**WHAT TO DO:** Take the data below and repeat it exactly.

**AVAILABLE RECORDS:**
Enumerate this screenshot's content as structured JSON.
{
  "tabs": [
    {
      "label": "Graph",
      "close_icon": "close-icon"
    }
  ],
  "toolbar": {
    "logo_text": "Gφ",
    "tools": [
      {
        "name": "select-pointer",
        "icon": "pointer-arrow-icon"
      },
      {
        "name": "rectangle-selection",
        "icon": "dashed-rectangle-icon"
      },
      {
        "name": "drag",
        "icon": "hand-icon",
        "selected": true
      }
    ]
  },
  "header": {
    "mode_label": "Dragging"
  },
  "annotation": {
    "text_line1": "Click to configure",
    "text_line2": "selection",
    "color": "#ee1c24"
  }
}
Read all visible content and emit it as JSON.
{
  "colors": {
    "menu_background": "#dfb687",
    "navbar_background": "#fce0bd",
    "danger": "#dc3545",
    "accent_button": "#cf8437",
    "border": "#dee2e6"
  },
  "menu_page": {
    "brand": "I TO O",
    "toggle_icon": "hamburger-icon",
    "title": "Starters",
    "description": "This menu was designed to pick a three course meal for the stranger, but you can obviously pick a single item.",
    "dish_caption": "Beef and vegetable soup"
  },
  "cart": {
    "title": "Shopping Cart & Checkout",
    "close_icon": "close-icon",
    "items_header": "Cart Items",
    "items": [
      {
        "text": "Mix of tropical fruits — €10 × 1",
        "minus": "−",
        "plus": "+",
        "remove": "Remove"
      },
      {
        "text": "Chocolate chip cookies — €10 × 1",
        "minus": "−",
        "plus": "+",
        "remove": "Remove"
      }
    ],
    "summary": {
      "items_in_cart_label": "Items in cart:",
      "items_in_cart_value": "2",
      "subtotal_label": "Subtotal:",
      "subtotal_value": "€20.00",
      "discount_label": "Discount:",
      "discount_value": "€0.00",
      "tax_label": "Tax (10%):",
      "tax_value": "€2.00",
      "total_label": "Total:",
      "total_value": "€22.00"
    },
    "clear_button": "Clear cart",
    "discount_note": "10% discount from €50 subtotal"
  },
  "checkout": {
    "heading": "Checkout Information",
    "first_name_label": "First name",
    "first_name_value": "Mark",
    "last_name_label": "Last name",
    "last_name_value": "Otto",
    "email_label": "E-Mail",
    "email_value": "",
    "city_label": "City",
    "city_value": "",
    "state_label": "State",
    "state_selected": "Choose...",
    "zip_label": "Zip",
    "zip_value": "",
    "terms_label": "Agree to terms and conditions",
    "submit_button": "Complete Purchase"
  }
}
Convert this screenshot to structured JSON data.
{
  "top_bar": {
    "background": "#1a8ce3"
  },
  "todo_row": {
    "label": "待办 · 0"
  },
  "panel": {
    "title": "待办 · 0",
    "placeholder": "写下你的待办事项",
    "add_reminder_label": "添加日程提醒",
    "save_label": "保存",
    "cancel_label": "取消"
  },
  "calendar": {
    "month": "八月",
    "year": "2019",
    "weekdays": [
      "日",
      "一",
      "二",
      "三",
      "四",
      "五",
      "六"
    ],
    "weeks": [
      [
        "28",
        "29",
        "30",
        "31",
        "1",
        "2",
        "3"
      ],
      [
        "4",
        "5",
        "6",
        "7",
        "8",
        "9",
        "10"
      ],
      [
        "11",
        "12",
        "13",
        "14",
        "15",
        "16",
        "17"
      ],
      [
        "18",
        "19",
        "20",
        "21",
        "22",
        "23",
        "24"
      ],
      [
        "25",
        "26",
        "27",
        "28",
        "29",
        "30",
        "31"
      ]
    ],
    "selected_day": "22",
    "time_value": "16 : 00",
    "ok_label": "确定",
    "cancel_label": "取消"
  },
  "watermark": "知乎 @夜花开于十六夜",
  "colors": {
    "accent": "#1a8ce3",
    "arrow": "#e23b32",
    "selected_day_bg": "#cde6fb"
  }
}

**SOLUTION FOR THIS TASK:**
Enumerate this screenshot's content as structured JSON.
{
  "tabs": [
    {
      "label": "Graph",
      "close_icon": "close-icon"
    }
  ],
  "toolbar": {
    "logo_text": "Gφ",
    "tools": [
      {
        "name": "select-pointer",
        "icon": "pointer-arrow-icon"
      },
      {
        "name": "rectangle-selection",
        "icon": "dashed-rectangle-icon"
      },
      {
        "name": "drag",
        "icon": "hand-icon",
        "selected": true
      }
    ]
  },
  "header": {
    "mode_label": "Dragging"
  },
  "annotation": {
    "text_line1": "Click to configure",
    "text_line2": "selection",
    "color": "#ee1c24"
  }
}
Read all visible content and emit it as JSON.
{
  "colors": {
    "menu_background": "#dfb687",
    "navbar_background": "#fce0bd",
    "danger": "#dc3545",
    "accent_button": "#cf8437",
    "border": "#dee2e6"
  },
  "menu_page": {
    "brand": "I TO O",
    "toggle_icon": "hamburger-icon",
    "title": "Starters",
    "description": "This menu was designed to pick a three course meal for the stranger, but you can obviously pick a single item.",
    "dish_caption": "Beef and vegetable soup"
  },
  "cart": {
    "title": "Shopping Cart & Checkout",
    "close_icon": "close-icon",
    "items_header": "Cart Items",
    "items": [
      {
        "text": "Mix of tropical fruits — €10 × 1",
        "minus": "−",
        "plus": "+",
        "remove": "Remove"
      },
      {
        "text": "Chocolate chip cookies — €10 × 1",
        "minus": "−",
        "plus": "+",
        "remove": "Remove"
      }
    ],
    "summary": {
      "items_in_cart_label": "Items in cart:",
      "items_in_cart_value": "2",
      "subtotal_label": "Subtotal:",
      "subtotal_value": "€20.00",
      "discount_label": "Discount:",
      "discount_value": "€0.00",
      "tax_label": "Tax (10%):",
      "tax_value": "€2.00",
      "total_label": "Total:",
      "total_value": "€22.00"
    },
    "clear_button": "Clear cart",
    "discount_note": "10% discount from €50 subtotal"
  },
  "checkout": {
    "heading": "Checkout Information",
    "first_name_label": "First name",
    "first_name_value": "Mark",
    "last_name_label": "Last name",
    "last_name_value": "Otto",
    "email_label": "E-Mail",
    "email_value": "",
    "city_label": "City",
    "city_value": "",
    "state_label": "State",
    "state_selected": "Choose...",
    "zip_label": "Zip",
    "zip_value": "",
    "terms_label": "Agree to terms and conditions",
    "submit_button": "Complete Purchase"
  }
}
Convert this screenshot to structured JSON data.
{
  "top_bar": {
    "background": "#1a8ce3"
  },
  "todo_row": {
    "label": "待办 · 0"
  },
  "panel": {
    "title": "待办 · 0",
    "placeholder": "写下你的待办事项",
    "add_reminder_label": "添加日程提醒",
    "save_label": "保存",
    "cancel_label": "取消"
  },
  "calendar": {
    "month": "八月",
    "year": "2019",
    "weekdays": [
      "日",
      "一",
      "二",
      "三",
      "四",
      "五",
      "六"
    ],
    "weeks": [
      [
        "28",
        "29",
        "30",
        "31",
        "1",
        "2",
        "3"
      ],
      [
        "4",
        "5",
        "6",
        "7",
        "8",
        "9",
        "10"
      ],
      [
        "11",
        "12",
        "13",
        "14",
        "15",
        "16",
        "17"
      ],
      [
        "18",
        "19",
        "20",
        "21",
        "22",
        "23",
        "24"
      ],
      [
        "25",
        "26",
        "27",
        "28",
        "29",
        "30",
        "31"
      ]
    ],
    "selected_day": "22",
    "time_value": "16 : 00",
    "ok_label": "确定",
    "cancel_label": "取消"
  },
  "watermark": "知乎 @夜花开于十六夜",
  "colors": {
    "accent": "#1a8ce3",
    "arrow": "#e23b32",
    "selected_day_bg": "#cde6fb"
  }
}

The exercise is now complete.